:: Goal ::
Identify each line below that contains the word "type", and copy it out.

===== Excerpted data =====

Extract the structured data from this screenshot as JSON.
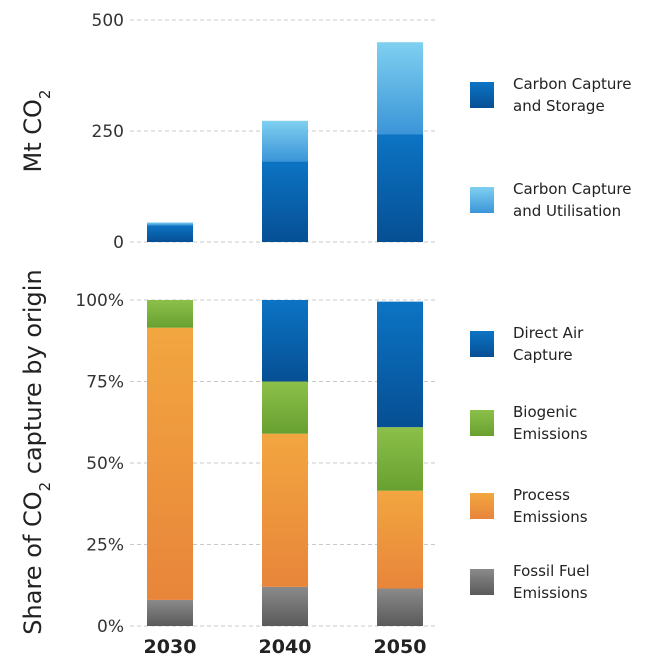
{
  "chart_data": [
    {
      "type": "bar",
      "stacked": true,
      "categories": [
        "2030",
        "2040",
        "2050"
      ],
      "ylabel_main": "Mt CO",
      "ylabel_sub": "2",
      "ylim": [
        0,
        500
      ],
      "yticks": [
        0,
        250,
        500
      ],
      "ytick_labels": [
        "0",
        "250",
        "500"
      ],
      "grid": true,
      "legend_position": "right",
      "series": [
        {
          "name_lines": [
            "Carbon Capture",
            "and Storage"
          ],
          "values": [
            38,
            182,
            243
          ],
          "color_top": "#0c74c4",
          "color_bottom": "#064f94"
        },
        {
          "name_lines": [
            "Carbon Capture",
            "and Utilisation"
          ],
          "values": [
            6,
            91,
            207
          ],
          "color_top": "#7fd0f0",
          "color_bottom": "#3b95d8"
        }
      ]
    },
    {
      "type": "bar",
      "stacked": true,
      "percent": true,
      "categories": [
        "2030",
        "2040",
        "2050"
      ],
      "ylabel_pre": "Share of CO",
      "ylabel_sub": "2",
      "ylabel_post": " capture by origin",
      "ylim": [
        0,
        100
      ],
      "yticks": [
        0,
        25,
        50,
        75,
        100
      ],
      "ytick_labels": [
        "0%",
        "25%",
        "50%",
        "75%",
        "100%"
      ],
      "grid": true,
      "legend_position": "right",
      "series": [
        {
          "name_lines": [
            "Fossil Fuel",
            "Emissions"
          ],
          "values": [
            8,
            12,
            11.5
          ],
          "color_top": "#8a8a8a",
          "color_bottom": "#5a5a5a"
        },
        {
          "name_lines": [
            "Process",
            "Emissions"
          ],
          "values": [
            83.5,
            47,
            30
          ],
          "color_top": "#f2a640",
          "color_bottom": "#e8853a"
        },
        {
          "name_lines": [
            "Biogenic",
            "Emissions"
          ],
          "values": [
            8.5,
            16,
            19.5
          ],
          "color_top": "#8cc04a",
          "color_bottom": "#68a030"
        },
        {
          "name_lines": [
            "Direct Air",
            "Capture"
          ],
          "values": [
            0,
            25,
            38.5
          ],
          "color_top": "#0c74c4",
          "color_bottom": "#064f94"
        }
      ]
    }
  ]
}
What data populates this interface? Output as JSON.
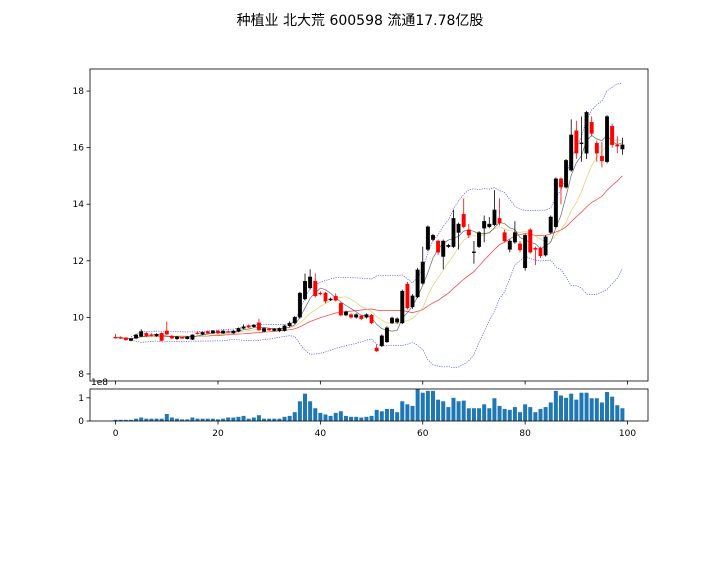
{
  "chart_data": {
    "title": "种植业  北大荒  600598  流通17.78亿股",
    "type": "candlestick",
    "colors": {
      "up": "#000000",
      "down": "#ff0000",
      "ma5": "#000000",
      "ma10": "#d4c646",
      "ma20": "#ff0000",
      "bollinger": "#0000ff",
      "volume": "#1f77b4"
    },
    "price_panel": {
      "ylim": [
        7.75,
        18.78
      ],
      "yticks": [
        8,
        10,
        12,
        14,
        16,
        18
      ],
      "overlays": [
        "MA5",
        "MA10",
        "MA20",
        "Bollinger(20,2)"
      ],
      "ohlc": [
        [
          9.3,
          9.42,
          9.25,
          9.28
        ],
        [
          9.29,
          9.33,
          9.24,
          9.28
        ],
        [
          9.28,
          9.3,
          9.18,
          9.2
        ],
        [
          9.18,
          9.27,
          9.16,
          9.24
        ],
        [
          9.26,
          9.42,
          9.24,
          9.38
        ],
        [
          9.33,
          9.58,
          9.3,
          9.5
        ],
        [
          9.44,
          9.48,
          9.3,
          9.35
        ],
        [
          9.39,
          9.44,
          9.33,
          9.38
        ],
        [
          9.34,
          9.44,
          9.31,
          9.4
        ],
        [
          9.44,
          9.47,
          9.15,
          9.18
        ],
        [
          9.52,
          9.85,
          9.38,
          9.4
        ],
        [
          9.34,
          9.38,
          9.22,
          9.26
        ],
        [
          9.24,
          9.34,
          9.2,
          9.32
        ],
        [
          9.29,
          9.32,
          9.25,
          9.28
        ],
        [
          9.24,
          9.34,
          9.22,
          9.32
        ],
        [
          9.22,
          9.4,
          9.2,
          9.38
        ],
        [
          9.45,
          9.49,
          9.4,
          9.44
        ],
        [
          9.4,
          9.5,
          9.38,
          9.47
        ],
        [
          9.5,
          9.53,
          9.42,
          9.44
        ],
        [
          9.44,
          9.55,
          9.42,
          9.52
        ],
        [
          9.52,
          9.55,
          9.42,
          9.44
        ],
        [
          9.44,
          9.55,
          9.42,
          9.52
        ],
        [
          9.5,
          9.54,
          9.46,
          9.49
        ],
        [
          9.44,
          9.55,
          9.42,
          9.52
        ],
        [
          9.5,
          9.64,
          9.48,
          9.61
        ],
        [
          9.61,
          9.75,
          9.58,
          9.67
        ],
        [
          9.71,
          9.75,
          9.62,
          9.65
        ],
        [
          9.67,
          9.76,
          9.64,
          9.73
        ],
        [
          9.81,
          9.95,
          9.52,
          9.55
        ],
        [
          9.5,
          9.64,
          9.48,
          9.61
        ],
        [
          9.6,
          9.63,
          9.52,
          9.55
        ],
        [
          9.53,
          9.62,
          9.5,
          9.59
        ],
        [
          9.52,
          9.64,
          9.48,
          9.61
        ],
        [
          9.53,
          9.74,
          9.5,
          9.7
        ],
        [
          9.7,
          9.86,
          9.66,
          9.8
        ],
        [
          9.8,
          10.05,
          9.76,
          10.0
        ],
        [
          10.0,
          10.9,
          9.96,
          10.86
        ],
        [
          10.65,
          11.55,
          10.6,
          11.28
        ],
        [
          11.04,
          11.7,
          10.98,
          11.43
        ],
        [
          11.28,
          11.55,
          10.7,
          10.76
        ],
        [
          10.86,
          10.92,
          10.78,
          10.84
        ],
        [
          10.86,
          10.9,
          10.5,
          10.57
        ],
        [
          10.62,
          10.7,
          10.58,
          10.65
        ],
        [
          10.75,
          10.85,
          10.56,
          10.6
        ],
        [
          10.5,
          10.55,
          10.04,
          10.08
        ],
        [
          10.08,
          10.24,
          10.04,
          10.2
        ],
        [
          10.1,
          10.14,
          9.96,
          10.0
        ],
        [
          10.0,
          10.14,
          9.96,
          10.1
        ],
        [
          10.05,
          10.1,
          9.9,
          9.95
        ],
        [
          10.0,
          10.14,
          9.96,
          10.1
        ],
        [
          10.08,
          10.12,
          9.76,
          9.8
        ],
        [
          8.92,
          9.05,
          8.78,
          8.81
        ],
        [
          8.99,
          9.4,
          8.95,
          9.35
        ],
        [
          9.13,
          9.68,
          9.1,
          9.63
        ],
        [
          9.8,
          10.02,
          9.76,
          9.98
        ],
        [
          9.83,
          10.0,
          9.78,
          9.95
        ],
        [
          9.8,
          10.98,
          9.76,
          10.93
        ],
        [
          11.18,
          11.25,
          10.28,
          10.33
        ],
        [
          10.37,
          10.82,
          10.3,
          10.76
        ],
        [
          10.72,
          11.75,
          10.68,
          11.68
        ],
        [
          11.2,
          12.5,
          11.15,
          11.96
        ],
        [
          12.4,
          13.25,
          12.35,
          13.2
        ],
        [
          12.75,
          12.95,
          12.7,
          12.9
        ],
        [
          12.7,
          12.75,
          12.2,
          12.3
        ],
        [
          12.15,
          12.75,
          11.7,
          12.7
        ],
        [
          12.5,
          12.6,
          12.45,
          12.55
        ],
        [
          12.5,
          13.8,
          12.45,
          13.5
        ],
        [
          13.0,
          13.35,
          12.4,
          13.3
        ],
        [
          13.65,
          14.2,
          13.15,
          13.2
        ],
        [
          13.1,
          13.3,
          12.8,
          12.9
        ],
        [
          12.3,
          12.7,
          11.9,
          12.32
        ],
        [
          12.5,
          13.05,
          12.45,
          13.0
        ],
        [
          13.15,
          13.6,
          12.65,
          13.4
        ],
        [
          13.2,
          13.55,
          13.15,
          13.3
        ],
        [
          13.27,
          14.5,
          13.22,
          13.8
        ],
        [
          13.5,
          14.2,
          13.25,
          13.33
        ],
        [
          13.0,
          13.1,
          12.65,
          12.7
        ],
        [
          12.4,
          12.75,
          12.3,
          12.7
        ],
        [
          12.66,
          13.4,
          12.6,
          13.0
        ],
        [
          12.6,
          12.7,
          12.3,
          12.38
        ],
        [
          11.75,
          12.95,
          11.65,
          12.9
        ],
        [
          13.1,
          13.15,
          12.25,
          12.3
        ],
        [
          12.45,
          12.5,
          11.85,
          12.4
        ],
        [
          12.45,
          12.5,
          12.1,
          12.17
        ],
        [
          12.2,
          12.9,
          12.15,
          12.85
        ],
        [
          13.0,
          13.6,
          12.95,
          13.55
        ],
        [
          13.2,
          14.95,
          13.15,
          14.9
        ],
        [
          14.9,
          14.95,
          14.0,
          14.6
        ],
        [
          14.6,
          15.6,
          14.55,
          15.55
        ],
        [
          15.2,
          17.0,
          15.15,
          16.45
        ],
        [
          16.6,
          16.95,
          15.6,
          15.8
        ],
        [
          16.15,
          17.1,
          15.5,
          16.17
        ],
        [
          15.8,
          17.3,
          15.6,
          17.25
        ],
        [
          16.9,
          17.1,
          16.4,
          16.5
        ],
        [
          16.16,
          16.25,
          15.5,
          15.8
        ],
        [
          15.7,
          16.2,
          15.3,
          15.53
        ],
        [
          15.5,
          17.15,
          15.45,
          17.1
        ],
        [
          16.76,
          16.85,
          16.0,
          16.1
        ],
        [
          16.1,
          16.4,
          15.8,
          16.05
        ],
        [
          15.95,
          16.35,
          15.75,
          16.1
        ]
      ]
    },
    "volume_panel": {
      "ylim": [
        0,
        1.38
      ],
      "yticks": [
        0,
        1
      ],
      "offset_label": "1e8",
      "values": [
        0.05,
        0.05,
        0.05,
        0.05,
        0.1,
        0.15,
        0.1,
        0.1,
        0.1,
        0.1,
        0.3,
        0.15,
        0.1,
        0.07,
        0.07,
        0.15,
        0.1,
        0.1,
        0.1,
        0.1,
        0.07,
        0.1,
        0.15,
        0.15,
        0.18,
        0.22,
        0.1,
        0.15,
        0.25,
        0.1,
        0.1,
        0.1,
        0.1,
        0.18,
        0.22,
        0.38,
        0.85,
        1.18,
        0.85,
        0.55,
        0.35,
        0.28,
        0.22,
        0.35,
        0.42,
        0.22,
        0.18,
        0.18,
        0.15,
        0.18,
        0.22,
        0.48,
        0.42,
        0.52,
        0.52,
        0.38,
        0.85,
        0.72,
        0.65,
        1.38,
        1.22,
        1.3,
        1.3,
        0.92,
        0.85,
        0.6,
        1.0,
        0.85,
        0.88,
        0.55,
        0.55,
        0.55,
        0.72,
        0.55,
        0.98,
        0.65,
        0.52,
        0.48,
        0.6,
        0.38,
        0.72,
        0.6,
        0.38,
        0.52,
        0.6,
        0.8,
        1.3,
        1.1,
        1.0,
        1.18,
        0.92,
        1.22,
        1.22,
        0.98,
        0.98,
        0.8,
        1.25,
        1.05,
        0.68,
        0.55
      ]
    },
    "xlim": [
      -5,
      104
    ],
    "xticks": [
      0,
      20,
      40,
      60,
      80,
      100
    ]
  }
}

=====
===== Excerpted data =====

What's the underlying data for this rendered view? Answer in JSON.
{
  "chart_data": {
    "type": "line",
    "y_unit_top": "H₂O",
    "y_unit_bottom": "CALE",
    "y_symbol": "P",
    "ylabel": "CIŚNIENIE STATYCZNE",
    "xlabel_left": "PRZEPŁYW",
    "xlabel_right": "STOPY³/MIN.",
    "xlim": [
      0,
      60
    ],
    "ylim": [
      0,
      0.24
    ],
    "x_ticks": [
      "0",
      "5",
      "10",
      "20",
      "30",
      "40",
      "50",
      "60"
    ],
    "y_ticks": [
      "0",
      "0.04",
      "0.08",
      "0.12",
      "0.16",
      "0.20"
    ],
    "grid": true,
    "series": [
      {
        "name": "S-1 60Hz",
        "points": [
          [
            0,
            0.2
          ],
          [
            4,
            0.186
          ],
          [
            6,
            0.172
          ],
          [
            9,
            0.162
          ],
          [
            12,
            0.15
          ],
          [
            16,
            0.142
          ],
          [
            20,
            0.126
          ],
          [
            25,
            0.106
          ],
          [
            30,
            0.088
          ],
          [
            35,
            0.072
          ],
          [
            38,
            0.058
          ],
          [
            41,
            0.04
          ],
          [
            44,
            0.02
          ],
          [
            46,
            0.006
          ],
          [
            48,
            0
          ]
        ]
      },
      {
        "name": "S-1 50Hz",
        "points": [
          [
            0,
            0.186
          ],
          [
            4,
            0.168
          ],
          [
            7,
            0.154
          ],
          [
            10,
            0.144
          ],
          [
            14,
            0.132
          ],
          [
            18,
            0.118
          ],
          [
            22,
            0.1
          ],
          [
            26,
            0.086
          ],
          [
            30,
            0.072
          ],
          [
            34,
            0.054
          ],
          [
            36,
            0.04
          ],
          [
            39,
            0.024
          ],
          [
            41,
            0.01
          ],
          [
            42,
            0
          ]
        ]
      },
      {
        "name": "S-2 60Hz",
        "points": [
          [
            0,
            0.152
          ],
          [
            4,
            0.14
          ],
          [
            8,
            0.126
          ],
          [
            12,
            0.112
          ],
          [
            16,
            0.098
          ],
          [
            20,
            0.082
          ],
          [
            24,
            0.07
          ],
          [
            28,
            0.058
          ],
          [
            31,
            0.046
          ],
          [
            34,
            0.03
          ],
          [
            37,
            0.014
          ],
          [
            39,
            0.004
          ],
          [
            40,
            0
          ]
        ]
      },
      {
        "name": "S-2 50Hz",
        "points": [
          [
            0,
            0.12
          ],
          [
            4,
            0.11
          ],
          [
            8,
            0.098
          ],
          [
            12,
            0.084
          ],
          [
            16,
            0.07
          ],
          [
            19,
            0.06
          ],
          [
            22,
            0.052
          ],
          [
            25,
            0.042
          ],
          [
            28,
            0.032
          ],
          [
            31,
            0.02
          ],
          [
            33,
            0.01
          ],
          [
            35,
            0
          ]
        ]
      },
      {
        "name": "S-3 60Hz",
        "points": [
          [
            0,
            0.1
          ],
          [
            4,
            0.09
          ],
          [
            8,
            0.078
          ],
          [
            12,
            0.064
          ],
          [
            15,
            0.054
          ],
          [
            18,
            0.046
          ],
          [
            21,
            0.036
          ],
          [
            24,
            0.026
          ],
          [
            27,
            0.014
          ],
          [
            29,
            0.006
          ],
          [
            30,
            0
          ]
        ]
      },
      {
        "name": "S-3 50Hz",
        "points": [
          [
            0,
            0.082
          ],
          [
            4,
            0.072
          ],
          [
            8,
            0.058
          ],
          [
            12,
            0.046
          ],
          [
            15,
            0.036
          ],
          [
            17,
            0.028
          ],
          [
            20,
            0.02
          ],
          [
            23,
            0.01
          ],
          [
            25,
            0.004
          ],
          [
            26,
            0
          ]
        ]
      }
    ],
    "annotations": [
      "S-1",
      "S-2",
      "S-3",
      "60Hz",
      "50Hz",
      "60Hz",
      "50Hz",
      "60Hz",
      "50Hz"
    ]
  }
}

=====

:: The completed task ::
      "type": "bar",
      "type": "bar",
    "type": "candlestick",
    "type": "line",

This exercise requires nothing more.